# Start of Dataset records

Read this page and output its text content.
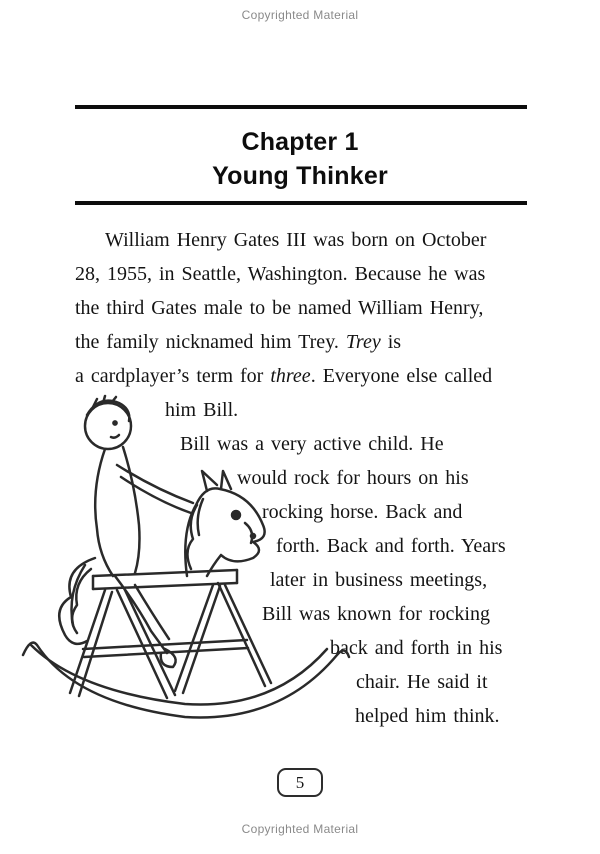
Copyrighted Material
Chapter 1
Young Thinker
William Henry Gates III was born on October
28, 1955, in Seattle, Washington. Because he was
the third Gates male to be named William Henry,
the family nicknamed him Trey. Trey is
a cardplayer’s term for three. Everyone else called
him Bill.
Bill was a very active child. He
would rock for hours on his
rocking horse. Back and
forth. Back and forth. Years
later in business meetings,
Bill was known for rocking
back and forth in his
chair. He said it
helped him think.
5
Copyrighted Material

# End of Dataset records

▶ _Exercise objective_
Reproduce the material word for word. Any pictures should be left out of the copy.

▶ _Result of this exercise_
Read this page and output its text content.
Copyrighted Material
Chapter 1
Young Thinker
William Henry Gates III was born on October
28, 1955, in Seattle, Washington. Because he was
the third Gates male to be named William Henry,
the family nicknamed him Trey. Trey is
a cardplayer’s term for three. Everyone else called
him Bill.
Bill was a very active child. He
would rock for hours on his
rocking horse. Back and
forth. Back and forth. Years
later in business meetings,
Bill was known for rocking
back and forth in his
chair. He said it
helped him think.
5
Copyrighted Material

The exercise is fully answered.